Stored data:
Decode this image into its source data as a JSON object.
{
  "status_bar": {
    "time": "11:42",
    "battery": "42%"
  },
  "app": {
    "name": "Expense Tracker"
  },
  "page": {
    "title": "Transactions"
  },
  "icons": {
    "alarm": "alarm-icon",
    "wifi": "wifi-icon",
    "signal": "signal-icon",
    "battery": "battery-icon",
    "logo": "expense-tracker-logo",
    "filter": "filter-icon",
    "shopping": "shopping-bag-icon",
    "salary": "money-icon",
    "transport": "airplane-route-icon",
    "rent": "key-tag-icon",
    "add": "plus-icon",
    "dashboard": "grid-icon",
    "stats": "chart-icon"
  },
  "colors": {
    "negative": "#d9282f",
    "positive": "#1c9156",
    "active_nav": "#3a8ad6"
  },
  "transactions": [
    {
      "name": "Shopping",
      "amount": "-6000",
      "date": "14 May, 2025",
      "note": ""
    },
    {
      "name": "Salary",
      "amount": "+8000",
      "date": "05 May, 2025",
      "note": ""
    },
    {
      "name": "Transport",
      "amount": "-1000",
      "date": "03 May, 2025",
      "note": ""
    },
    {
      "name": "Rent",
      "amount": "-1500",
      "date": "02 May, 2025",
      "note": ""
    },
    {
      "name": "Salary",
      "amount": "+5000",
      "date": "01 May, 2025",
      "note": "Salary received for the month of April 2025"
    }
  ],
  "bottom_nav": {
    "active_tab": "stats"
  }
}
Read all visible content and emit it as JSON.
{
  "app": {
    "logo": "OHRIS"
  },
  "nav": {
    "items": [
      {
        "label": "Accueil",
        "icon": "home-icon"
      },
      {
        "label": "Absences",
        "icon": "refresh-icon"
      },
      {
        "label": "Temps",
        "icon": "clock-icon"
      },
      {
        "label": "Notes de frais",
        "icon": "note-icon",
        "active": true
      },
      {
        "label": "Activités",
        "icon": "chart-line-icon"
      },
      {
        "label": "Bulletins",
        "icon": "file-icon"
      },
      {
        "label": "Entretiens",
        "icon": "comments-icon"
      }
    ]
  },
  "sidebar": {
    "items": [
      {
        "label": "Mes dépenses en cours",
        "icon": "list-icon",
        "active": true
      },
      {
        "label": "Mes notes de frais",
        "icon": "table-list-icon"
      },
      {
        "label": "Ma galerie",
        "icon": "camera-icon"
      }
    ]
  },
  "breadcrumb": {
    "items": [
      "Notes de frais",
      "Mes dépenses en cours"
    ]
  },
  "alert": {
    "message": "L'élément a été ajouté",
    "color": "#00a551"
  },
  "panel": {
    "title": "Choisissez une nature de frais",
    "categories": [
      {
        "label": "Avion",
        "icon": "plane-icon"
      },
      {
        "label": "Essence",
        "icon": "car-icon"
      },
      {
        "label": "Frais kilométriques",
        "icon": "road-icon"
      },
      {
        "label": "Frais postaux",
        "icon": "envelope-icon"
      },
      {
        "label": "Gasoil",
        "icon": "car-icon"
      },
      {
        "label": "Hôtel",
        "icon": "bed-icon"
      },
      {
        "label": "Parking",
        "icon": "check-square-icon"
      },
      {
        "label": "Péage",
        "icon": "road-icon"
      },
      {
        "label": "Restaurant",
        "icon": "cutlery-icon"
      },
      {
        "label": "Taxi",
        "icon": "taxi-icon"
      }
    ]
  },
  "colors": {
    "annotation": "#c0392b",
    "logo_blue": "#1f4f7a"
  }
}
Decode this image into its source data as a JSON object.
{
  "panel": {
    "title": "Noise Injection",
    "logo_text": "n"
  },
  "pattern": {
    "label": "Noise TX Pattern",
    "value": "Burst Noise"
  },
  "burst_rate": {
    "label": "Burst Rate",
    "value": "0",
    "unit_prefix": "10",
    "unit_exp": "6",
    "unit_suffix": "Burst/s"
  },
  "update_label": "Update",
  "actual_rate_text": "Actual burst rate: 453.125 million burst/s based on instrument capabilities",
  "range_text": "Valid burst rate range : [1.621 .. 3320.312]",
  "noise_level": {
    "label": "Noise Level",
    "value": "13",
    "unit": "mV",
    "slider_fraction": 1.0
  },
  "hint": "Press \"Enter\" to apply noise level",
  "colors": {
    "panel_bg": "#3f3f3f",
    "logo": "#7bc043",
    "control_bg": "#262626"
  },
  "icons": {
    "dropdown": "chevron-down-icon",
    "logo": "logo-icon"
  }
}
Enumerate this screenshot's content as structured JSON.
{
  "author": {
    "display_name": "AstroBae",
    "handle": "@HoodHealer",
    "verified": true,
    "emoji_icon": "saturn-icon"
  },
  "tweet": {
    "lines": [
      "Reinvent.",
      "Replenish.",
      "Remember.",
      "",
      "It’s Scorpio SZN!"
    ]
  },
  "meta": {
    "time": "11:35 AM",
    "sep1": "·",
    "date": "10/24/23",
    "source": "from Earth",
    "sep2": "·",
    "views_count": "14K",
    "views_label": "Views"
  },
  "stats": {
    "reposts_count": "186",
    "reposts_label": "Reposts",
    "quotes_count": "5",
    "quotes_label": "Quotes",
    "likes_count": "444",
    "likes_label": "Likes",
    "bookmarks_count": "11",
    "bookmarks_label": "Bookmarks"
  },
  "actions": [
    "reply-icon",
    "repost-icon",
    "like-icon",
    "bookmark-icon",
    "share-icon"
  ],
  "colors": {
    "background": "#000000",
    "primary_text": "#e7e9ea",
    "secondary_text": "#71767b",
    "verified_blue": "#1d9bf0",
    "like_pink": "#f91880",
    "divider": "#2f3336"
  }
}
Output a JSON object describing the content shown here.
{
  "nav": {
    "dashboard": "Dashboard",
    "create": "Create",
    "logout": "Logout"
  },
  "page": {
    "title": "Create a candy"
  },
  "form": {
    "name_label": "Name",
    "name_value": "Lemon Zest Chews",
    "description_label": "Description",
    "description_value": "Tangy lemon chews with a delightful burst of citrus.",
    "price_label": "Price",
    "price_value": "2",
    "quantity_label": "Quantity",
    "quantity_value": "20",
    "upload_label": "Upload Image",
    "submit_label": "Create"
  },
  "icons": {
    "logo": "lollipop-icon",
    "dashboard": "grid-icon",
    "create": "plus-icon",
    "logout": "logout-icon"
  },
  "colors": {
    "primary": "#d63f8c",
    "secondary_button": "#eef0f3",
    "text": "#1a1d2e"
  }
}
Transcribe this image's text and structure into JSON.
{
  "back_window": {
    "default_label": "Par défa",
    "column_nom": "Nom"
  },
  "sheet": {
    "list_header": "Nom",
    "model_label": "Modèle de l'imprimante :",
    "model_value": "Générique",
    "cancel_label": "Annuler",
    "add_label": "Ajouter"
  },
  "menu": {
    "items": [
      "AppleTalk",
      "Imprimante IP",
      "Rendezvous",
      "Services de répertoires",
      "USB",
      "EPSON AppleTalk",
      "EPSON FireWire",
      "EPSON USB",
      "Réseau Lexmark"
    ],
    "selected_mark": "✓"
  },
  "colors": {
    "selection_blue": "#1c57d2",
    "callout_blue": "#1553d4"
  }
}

→ **WHAT YOU WILL DO**: Repeat the material above in full, exactly as it stands.

→ **ANSWER TO THIS PROBLEM**:
Decode this image into its source data as a JSON object.
{
  "status_bar": {
    "time": "11:42",
    "battery": "42%"
  },
  "app": {
    "name": "Expense Tracker"
  },
  "page": {
    "title": "Transactions"
  },
  "icons": {
    "alarm": "alarm-icon",
    "wifi": "wifi-icon",
    "signal": "signal-icon",
    "battery": "battery-icon",
    "logo": "expense-tracker-logo",
    "filter": "filter-icon",
    "shopping": "shopping-bag-icon",
    "salary": "money-icon",
    "transport": "airplane-route-icon",
    "rent": "key-tag-icon",
    "add": "plus-icon",
    "dashboard": "grid-icon",
    "stats": "chart-icon"
  },
  "colors": {
    "negative": "#d9282f",
    "positive": "#1c9156",
    "active_nav": "#3a8ad6"
  },
  "transactions": [
    {
      "name": "Shopping",
      "amount": "-6000",
      "date": "14 May, 2025",
      "note": ""
    },
    {
      "name": "Salary",
      "amount": "+8000",
      "date": "05 May, 2025",
      "note": ""
    },
    {
      "name": "Transport",
      "amount": "-1000",
      "date": "03 May, 2025",
      "note": ""
    },
    {
      "name": "Rent",
      "amount": "-1500",
      "date": "02 May, 2025",
      "note": ""
    },
    {
      "name": "Salary",
      "amount": "+5000",
      "date": "01 May, 2025",
      "note": "Salary received for the month of April 2025"
    }
  ],
  "bottom_nav": {
    "active_tab": "stats"
  }
}
Read all visible content and emit it as JSON.
{
  "app": {
    "logo": "OHRIS"
  },
  "nav": {
    "items": [
      {
        "label": "Accueil",
        "icon": "home-icon"
      },
      {
        "label": "Absences",
        "icon": "refresh-icon"
      },
      {
        "label": "Temps",
        "icon": "clock-icon"
      },
      {
        "label": "Notes de frais",
        "icon": "note-icon",
        "active": true
      },
      {
        "label": "Activités",
        "icon": "chart-line-icon"
      },
      {
        "label": "Bulletins",
        "icon": "file-icon"
      },
      {
        "label": "Entretiens",
        "icon": "comments-icon"
      }
    ]
  },
  "sidebar": {
    "items": [
      {
        "label": "Mes dépenses en cours",
        "icon": "list-icon",
        "active": true
      },
      {
        "label": "Mes notes de frais",
        "icon": "table-list-icon"
      },
      {
        "label": "Ma galerie",
        "icon": "camera-icon"
      }
    ]
  },
  "breadcrumb": {
    "items": [
      "Notes de frais",
      "Mes dépenses en cours"
    ]
  },
  "alert": {
    "message": "L'élément a été ajouté",
    "color": "#00a551"
  },
  "panel": {
    "title": "Choisissez une nature de frais",
    "categories": [
      {
        "label": "Avion",
        "icon": "plane-icon"
      },
      {
        "label": "Essence",
        "icon": "car-icon"
      },
      {
        "label": "Frais kilométriques",
        "icon": "road-icon"
      },
      {
        "label": "Frais postaux",
        "icon": "envelope-icon"
      },
      {
        "label": "Gasoil",
        "icon": "car-icon"
      },
      {
        "label": "Hôtel",
        "icon": "bed-icon"
      },
      {
        "label": "Parking",
        "icon": "check-square-icon"
      },
      {
        "label": "Péage",
        "icon": "road-icon"
      },
      {
        "label": "Restaurant",
        "icon": "cutlery-icon"
      },
      {
        "label": "Taxi",
        "icon": "taxi-icon"
      }
    ]
  },
  "colors": {
    "annotation": "#c0392b",
    "logo_blue": "#1f4f7a"
  }
}
Decode this image into its source data as a JSON object.
{
  "panel": {
    "title": "Noise Injection",
    "logo_text": "n"
  },
  "pattern": {
    "label": "Noise TX Pattern",
    "value": "Burst Noise"
  },
  "burst_rate": {
    "label": "Burst Rate",
    "value": "0",
    "unit_prefix": "10",
    "unit_exp": "6",
    "unit_suffix": "Burst/s"
  },
  "update_label": "Update",
  "actual_rate_text": "Actual burst rate: 453.125 million burst/s based on instrument capabilities",
  "range_text": "Valid burst rate range : [1.621 .. 3320.312]",
  "noise_level": {
    "label": "Noise Level",
    "value": "13",
    "unit": "mV",
    "slider_fraction": 1.0
  },
  "hint": "Press \"Enter\" to apply noise level",
  "colors": {
    "panel_bg": "#3f3f3f",
    "logo": "#7bc043",
    "control_bg": "#262626"
  },
  "icons": {
    "dropdown": "chevron-down-icon",
    "logo": "logo-icon"
  }
}
Enumerate this screenshot's content as structured JSON.
{
  "author": {
    "display_name": "AstroBae",
    "handle": "@HoodHealer",
    "verified": true,
    "emoji_icon": "saturn-icon"
  },
  "tweet": {
    "lines": [
      "Reinvent.",
      "Replenish.",
      "Remember.",
      "",
      "It’s Scorpio SZN!"
    ]
  },
  "meta": {
    "time": "11:35 AM",
    "sep1": "·",
    "date": "10/24/23",
    "source": "from Earth",
    "sep2": "·",
    "views_count": "14K",
    "views_label": "Views"
  },
  "stats": {
    "reposts_count": "186",
    "reposts_label": "Reposts",
    "quotes_count": "5",
    "quotes_label": "Quotes",
    "likes_count": "444",
    "likes_label": "Likes",
    "bookmarks_count": "11",
    "bookmarks_label": "Bookmarks"
  },
  "actions": [
    "reply-icon",
    "repost-icon",
    "like-icon",
    "bookmark-icon",
    "share-icon"
  ],
  "colors": {
    "background": "#000000",
    "primary_text": "#e7e9ea",
    "secondary_text": "#71767b",
    "verified_blue": "#1d9bf0",
    "like_pink": "#f91880",
    "divider": "#2f3336"
  }
}
Output a JSON object describing the content shown here.
{
  "nav": {
    "dashboard": "Dashboard",
    "create": "Create",
    "logout": "Logout"
  },
  "page": {
    "title": "Create a candy"
  },
  "form": {
    "name_label": "Name",
    "name_value": "Lemon Zest Chews",
    "description_label": "Description",
    "description_value": "Tangy lemon chews with a delightful burst of citrus.",
    "price_label": "Price",
    "price_value": "2",
    "quantity_label": "Quantity",
    "quantity_value": "20",
    "upload_label": "Upload Image",
    "submit_label": "Create"
  },
  "icons": {
    "logo": "lollipop-icon",
    "dashboard": "grid-icon",
    "create": "plus-icon",
    "logout": "logout-icon"
  },
  "colors": {
    "primary": "#d63f8c",
    "secondary_button": "#eef0f3",
    "text": "#1a1d2e"
  }
}
Transcribe this image's text and structure into JSON.
{
  "back_window": {
    "default_label": "Par défa",
    "column_nom": "Nom"
  },
  "sheet": {
    "list_header": "Nom",
    "model_label": "Modèle de l'imprimante :",
    "model_value": "Générique",
    "cancel_label": "Annuler",
    "add_label": "Ajouter"
  },
  "menu": {
    "items": [
      "AppleTalk",
      "Imprimante IP",
      "Rendezvous",
      "Services de répertoires",
      "USB",
      "EPSON AppleTalk",
      "EPSON FireWire",
      "EPSON USB",
      "Réseau Lexmark"
    ],
    "selected_mark": "✓"
  },
  "colors": {
    "selection_blue": "#1c57d2",
    "callout_blue": "#1553d4"
  }
}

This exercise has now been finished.